## CHALLENGE
Take every line from the listing below that includes "parent" and copy it.
───── DATASET CONTENT
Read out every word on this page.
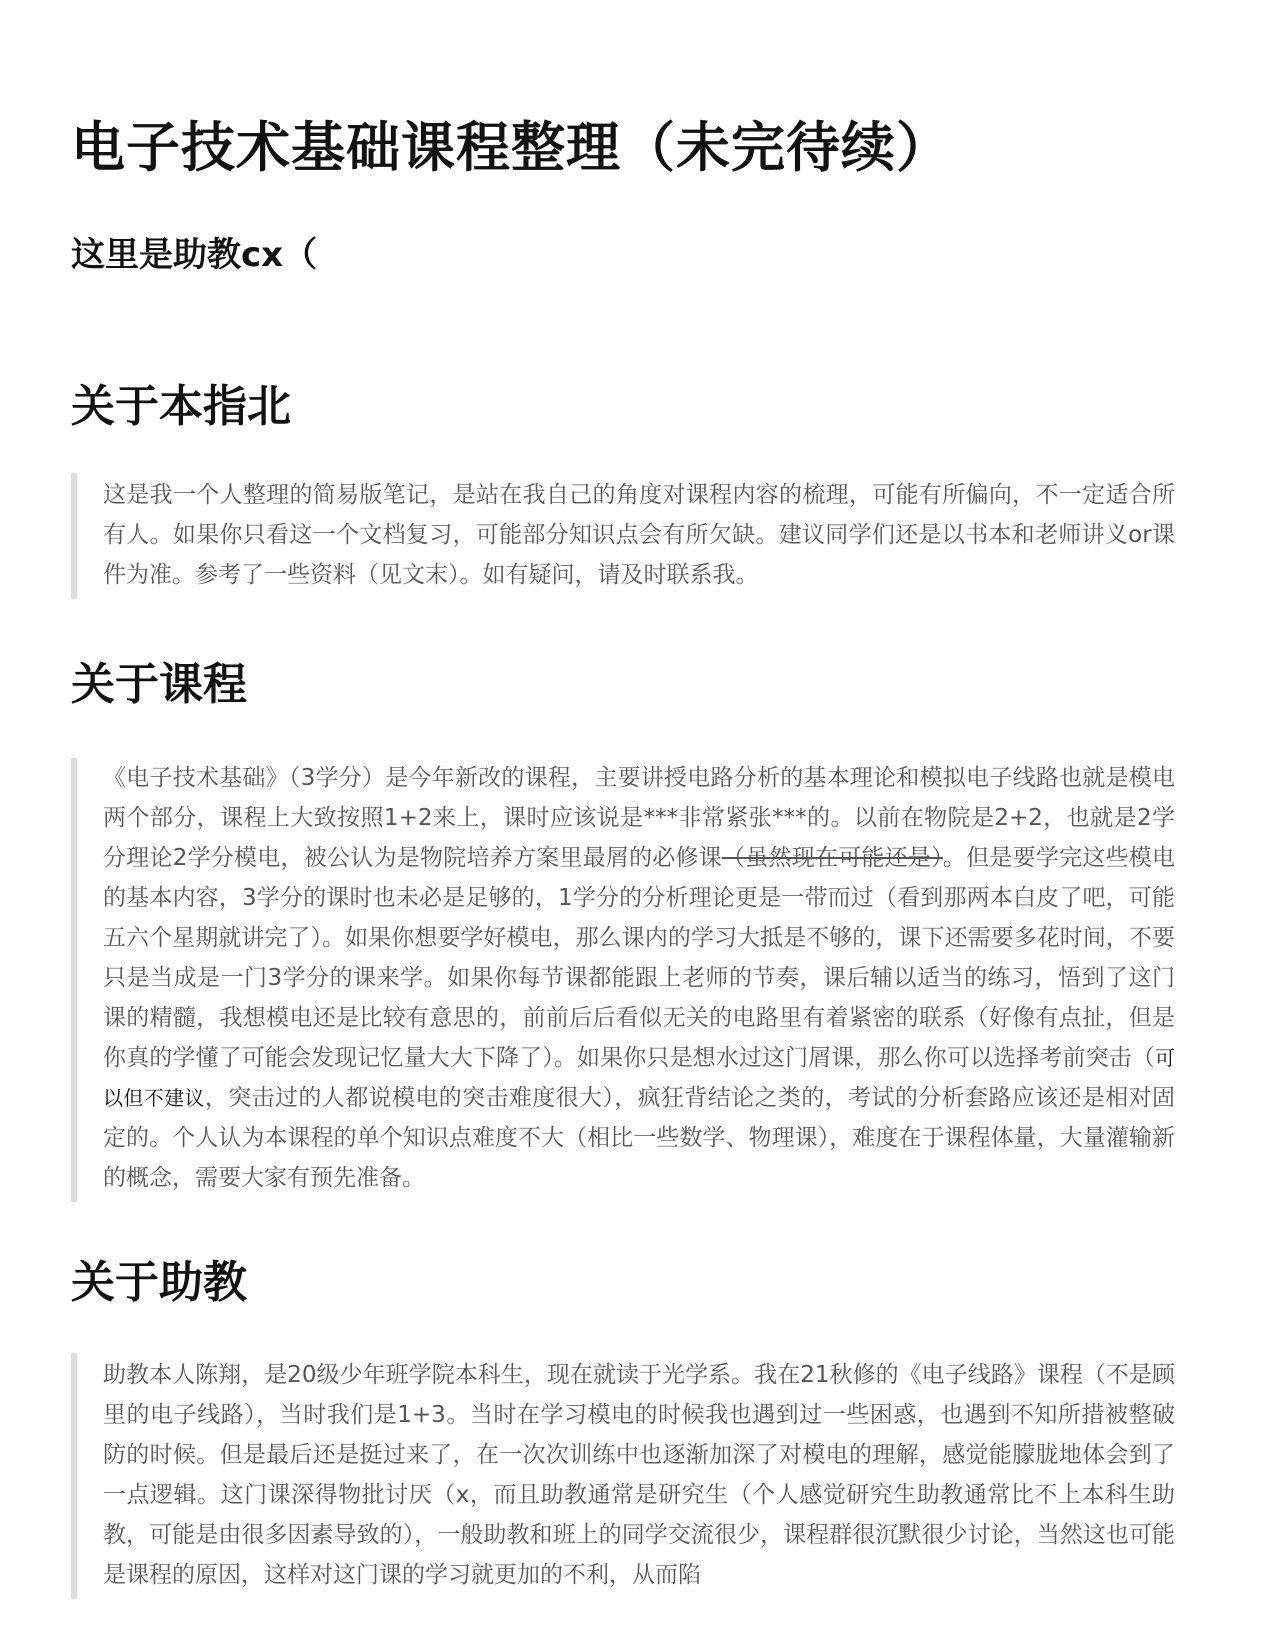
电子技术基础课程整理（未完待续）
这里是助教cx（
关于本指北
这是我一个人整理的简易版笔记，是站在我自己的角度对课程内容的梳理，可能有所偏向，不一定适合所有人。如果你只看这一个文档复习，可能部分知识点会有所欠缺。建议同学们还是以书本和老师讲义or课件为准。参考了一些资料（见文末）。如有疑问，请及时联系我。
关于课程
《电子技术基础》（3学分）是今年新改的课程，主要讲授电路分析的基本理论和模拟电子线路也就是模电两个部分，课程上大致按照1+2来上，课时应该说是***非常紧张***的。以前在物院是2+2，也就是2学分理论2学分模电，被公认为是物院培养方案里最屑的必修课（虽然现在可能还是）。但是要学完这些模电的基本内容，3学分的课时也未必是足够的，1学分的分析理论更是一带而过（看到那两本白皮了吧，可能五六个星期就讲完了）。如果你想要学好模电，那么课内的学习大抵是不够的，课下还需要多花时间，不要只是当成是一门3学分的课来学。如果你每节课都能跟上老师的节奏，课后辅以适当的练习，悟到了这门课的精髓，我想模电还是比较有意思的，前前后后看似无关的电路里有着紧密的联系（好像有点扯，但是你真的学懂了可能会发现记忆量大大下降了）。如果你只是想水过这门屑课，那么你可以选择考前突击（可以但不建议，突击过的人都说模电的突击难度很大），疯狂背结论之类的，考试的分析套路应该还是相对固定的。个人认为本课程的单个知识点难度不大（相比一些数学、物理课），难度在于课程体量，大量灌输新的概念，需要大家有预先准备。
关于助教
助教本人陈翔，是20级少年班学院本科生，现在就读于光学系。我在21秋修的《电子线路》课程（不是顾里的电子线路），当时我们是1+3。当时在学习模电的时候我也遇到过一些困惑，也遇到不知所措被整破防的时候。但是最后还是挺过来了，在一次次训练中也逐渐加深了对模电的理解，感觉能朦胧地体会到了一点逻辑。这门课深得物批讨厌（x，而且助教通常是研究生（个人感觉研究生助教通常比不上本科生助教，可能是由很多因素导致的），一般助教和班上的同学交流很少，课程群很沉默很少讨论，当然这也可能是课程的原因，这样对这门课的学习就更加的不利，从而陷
──────────
───── DATASET CONTENT
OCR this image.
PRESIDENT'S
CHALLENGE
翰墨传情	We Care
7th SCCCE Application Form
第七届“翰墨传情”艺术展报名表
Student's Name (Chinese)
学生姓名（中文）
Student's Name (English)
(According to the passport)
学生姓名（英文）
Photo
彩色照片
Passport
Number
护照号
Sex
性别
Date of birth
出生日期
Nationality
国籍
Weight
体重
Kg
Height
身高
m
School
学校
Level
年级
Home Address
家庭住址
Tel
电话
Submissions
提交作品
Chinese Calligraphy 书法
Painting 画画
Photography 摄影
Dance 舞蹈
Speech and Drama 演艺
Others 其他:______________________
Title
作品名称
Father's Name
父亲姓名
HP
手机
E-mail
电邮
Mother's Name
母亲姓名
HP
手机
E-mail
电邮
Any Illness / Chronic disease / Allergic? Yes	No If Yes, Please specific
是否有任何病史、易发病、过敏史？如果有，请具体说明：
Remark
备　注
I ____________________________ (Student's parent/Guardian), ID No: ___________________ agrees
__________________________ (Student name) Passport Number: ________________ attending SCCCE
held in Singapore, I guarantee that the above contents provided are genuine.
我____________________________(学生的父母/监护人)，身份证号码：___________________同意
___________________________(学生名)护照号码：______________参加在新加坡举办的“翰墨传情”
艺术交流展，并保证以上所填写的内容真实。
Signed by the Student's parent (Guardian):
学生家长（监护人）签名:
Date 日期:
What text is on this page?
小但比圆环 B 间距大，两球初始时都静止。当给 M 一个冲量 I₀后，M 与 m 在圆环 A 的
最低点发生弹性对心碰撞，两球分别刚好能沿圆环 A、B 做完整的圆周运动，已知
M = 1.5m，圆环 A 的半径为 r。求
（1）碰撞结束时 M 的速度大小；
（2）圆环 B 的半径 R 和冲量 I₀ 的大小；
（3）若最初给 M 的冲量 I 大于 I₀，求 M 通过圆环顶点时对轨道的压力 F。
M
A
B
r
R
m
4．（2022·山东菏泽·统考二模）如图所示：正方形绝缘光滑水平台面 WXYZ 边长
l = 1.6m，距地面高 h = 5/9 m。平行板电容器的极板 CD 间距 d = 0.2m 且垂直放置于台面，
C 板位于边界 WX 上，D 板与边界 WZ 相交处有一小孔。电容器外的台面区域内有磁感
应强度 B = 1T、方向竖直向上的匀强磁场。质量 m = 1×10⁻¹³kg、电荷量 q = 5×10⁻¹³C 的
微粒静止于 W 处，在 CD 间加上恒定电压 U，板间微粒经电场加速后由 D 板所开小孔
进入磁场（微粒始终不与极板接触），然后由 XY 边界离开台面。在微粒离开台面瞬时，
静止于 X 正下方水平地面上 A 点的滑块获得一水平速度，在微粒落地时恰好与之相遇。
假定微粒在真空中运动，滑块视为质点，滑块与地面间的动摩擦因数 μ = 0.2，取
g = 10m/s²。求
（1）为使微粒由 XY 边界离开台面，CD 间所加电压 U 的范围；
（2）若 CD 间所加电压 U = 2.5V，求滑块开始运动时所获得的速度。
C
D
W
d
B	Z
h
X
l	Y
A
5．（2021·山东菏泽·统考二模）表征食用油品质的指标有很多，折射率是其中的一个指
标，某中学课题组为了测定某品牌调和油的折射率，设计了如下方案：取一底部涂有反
──────────
## WRITTEN ANSWER
I ____________________________ (Student's parent/Guardian), ID No: ___________________ agrees
Signed by the Student's parent (Guardian):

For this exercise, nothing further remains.